### Task
Transcribe the records below exactly.

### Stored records

####

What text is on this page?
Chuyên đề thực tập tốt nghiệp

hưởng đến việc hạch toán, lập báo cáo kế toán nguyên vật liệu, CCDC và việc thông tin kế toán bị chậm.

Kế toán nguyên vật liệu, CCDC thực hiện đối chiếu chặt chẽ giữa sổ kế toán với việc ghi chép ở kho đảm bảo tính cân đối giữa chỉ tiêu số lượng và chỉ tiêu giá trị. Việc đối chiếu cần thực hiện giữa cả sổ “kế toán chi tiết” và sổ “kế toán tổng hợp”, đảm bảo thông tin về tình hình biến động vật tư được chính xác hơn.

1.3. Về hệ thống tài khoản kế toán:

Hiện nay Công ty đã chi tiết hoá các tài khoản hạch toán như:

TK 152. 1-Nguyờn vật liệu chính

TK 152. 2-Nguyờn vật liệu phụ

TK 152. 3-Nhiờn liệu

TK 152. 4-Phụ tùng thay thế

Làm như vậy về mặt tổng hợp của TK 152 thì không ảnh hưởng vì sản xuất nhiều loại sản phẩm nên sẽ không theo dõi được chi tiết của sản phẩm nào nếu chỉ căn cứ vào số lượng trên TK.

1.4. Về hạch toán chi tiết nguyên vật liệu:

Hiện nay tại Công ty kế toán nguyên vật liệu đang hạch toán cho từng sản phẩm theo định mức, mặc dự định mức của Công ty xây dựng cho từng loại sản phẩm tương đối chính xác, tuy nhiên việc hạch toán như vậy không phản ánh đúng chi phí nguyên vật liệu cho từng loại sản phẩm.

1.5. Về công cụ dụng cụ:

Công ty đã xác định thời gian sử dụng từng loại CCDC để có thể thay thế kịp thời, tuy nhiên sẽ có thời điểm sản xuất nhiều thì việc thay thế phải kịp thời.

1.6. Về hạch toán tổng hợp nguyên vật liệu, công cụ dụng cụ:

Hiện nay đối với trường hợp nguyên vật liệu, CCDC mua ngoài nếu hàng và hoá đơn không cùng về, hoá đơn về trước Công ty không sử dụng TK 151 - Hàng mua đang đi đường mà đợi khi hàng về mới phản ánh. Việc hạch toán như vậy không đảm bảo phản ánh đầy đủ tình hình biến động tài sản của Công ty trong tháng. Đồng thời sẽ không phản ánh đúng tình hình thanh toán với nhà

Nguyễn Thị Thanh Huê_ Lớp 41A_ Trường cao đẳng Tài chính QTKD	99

####

### Reply
What text is on this page?
Chuyên đề thực tập tốt nghiệp

hưởng đến việc hạch toán, lập báo cáo kế toán nguyên vật liệu, CCDC và việc thông tin kế toán bị chậm.

Kế toán nguyên vật liệu, CCDC thực hiện đối chiếu chặt chẽ giữa sổ kế toán với việc ghi chép ở kho đảm bảo tính cân đối giữa chỉ tiêu số lượng và chỉ tiêu giá trị. Việc đối chiếu cần thực hiện giữa cả sổ “kế toán chi tiết” và sổ “kế toán tổng hợp”, đảm bảo thông tin về tình hình biến động vật tư được chính xác hơn.

1.3. Về hệ thống tài khoản kế toán:

Hiện nay Công ty đã chi tiết hoá các tài khoản hạch toán như:

TK 152. 1-Nguyờn vật liệu chính

TK 152. 2-Nguyờn vật liệu phụ

TK 152. 3-Nhiờn liệu

TK 152. 4-Phụ tùng thay thế

Làm như vậy về mặt tổng hợp của TK 152 thì không ảnh hưởng vì sản xuất nhiều loại sản phẩm nên sẽ không theo dõi được chi tiết của sản phẩm nào nếu chỉ căn cứ vào số lượng trên TK.

1.4. Về hạch toán chi tiết nguyên vật liệu:

Hiện nay tại Công ty kế toán nguyên vật liệu đang hạch toán cho từng sản phẩm theo định mức, mặc dự định mức của Công ty xây dựng cho từng loại sản phẩm tương đối chính xác, tuy nhiên việc hạch toán như vậy không phản ánh đúng chi phí nguyên vật liệu cho từng loại sản phẩm.

1.5. Về công cụ dụng cụ:

Công ty đã xác định thời gian sử dụng từng loại CCDC để có thể thay thế kịp thời, tuy nhiên sẽ có thời điểm sản xuất nhiều thì việc thay thế phải kịp thời.

1.6. Về hạch toán tổng hợp nguyên vật liệu, công cụ dụng cụ:

Hiện nay đối với trường hợp nguyên vật liệu, CCDC mua ngoài nếu hàng và hoá đơn không cùng về, hoá đơn về trước Công ty không sử dụng TK 151 - Hàng mua đang đi đường mà đợi khi hàng về mới phản ánh. Việc hạch toán như vậy không đảm bảo phản ánh đầy đủ tình hình biến động tài sản của Công ty trong tháng. Đồng thời sẽ không phản ánh đúng tình hình thanh toán với nhà

Nguyễn Thị Thanh Huê_ Lớp 41A_ Trường cao đẳng Tài chính QTKD	99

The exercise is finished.